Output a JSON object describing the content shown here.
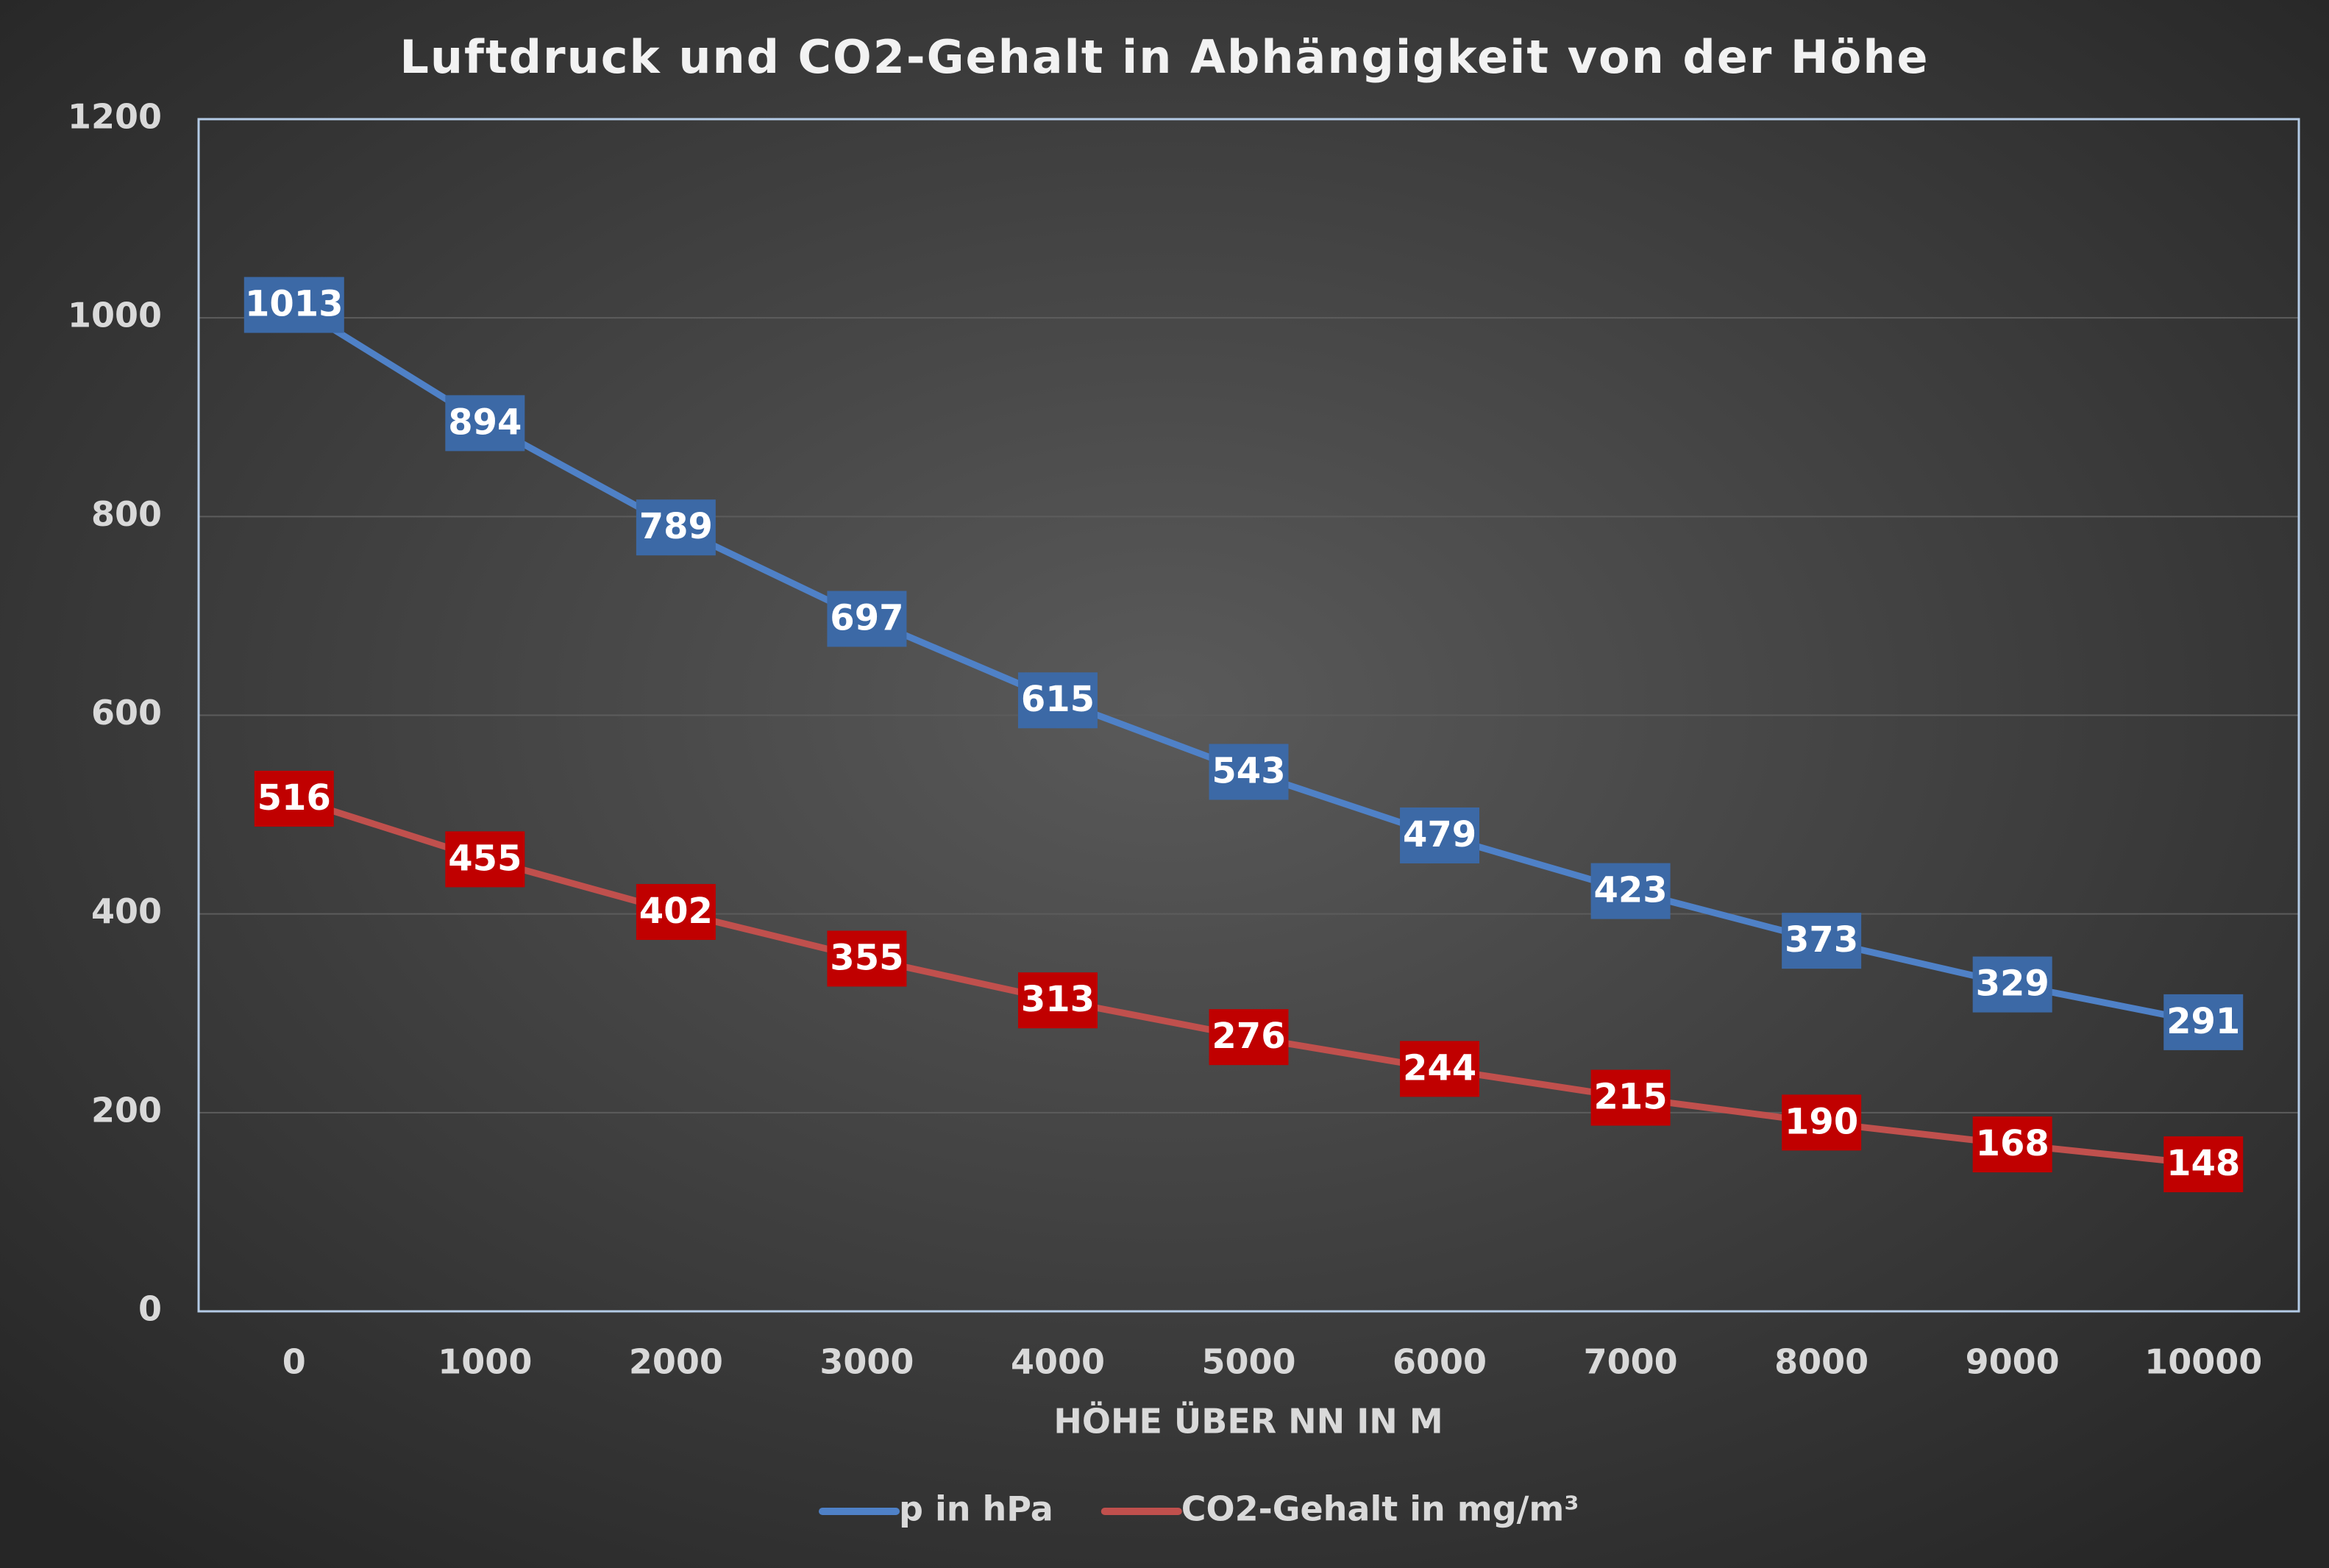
{
  "chart_data": {
    "type": "line",
    "title": "Luftdruck und CO2-Gehalt in Abhängigkeit von der Höhe",
    "x_label": "HÖHE ÜBER NN IN M",
    "categories": [
      "0",
      "1000",
      "2000",
      "3000",
      "4000",
      "5000",
      "6000",
      "7000",
      "8000",
      "9000",
      "10000"
    ],
    "series": [
      {
        "name": "p in hPa",
        "color": "#4f81c7",
        "label_color": "#3c69a6",
        "values": [
          1013,
          894,
          789,
          697,
          615,
          543,
          479,
          423,
          373,
          329,
          291
        ]
      },
      {
        "name": "CO2-Gehalt in mg/m³",
        "color": "#c0504d",
        "label_color": "#c00000",
        "values": [
          516,
          455,
          402,
          355,
          313,
          276,
          244,
          215,
          190,
          168,
          148
        ]
      }
    ],
    "ylim": [
      0,
      1200
    ],
    "yticks": [
      0,
      200,
      400,
      600,
      800,
      1000,
      1200
    ],
    "grid": true,
    "legend": "bottom"
  }
}
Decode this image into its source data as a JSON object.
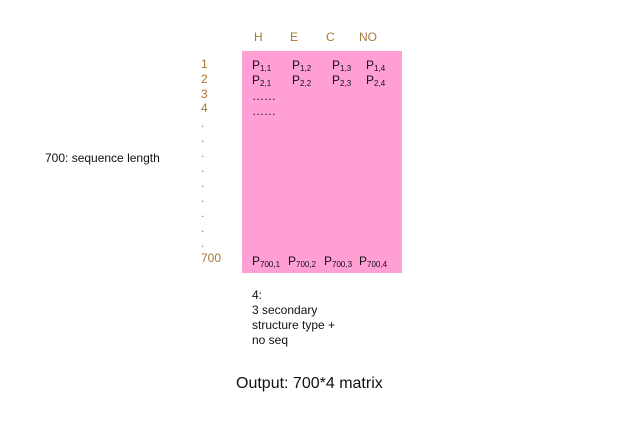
{
  "columns": [
    "H",
    "E",
    "C",
    "NO"
  ],
  "row_labels": [
    "1",
    "2",
    "3",
    "4"
  ],
  "dots": [
    ".",
    ".",
    ".",
    ".",
    ".",
    ".",
    ".",
    ".",
    ".",
    ".",
    "."
  ],
  "last_row_label": "700",
  "side_label": "700: sequence length",
  "matrix": {
    "row1": [
      {
        "sym": "P",
        "sub": "1,1"
      },
      {
        "sym": "P",
        "sub": "1,2"
      },
      {
        "sym": "P",
        "sub": "1,3"
      },
      {
        "sym": "P",
        "sub": "1,4"
      }
    ],
    "row2": [
      {
        "sym": "P",
        "sub": "2,1"
      },
      {
        "sym": "P",
        "sub": "2,2"
      },
      {
        "sym": "P",
        "sub": "2,3"
      },
      {
        "sym": "P",
        "sub": "2,4"
      }
    ],
    "ellipsis": [
      "……",
      "……"
    ],
    "row700": [
      {
        "sym": "P",
        "sub": "700,1"
      },
      {
        "sym": "P",
        "sub": "700,2"
      },
      {
        "sym": "P",
        "sub": "700,3"
      },
      {
        "sym": "P",
        "sub": "700,4"
      }
    ]
  },
  "note_lines": [
    "4:",
    "3 secondary",
    "structure type +",
    "no seq"
  ],
  "caption": "Output: 700*4 matrix",
  "colors": {
    "matrix_fill": "#ff9fd4",
    "label_color": "#a87433"
  }
}
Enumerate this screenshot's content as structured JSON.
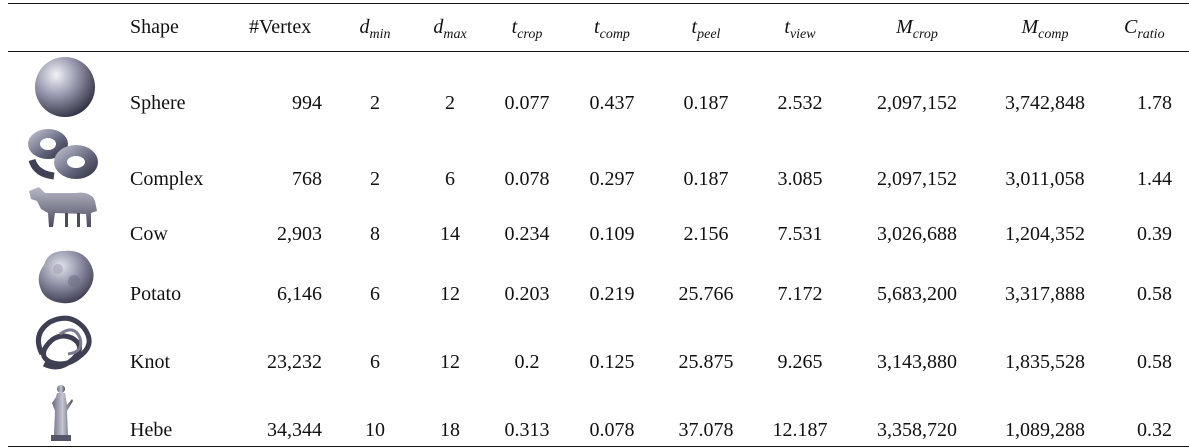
{
  "table": {
    "headers": [
      {
        "key": "shape",
        "main": "Shape",
        "sub": ""
      },
      {
        "key": "vertex",
        "main": "#Vertex",
        "sub": ""
      },
      {
        "key": "dmin",
        "main": "d",
        "sub": "min"
      },
      {
        "key": "dmax",
        "main": "d",
        "sub": "max"
      },
      {
        "key": "tcrop",
        "main": "t",
        "sub": "crop"
      },
      {
        "key": "tcomp",
        "main": "t",
        "sub": "comp"
      },
      {
        "key": "tpeel",
        "main": "t",
        "sub": "peel"
      },
      {
        "key": "tview",
        "main": "t",
        "sub": "view"
      },
      {
        "key": "mcrop",
        "main": "M",
        "sub": "crop"
      },
      {
        "key": "mcomp",
        "main": "M",
        "sub": "comp"
      },
      {
        "key": "cratio",
        "main": "C",
        "sub": "ratio"
      }
    ],
    "rows": [
      {
        "icon": "sphere-icon",
        "cells": [
          "Sphere",
          "994",
          "2",
          "2",
          "0.077",
          "0.437",
          "0.187",
          "2.532",
          "2,097,152",
          "3,742,848",
          "1.78"
        ]
      },
      {
        "icon": "complex-shape-icon",
        "cells": [
          "Complex",
          "768",
          "2",
          "6",
          "0.078",
          "0.297",
          "0.187",
          "3.085",
          "2,097,152",
          "3,011,058",
          "1.44"
        ]
      },
      {
        "icon": "cow-icon",
        "cells": [
          "Cow",
          "2,903",
          "8",
          "14",
          "0.234",
          "0.109",
          "2.156",
          "7.531",
          "3,026,688",
          "1,204,352",
          "0.39"
        ]
      },
      {
        "icon": "potato-icon",
        "cells": [
          "Potato",
          "6,146",
          "6",
          "12",
          "0.203",
          "0.219",
          "25.766",
          "7.172",
          "5,683,200",
          "3,317,888",
          "0.58"
        ]
      },
      {
        "icon": "knot-icon",
        "cells": [
          "Knot",
          "23,232",
          "6",
          "12",
          "0.2",
          "0.125",
          "25.875",
          "9.265",
          "3,143,880",
          "1,835,528",
          "0.58"
        ]
      },
      {
        "icon": "hebe-statue-icon",
        "cells": [
          "Hebe",
          "34,344",
          "10",
          "18",
          "0.313",
          "0.078",
          "37.078",
          "12.187",
          "3,358,720",
          "1,089,288",
          "0.32"
        ]
      }
    ]
  }
}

# # #

* _EXERCISE_
State how many lines of the records above contain the word "this", and give only that number.

* _ANSWER BELOW_
2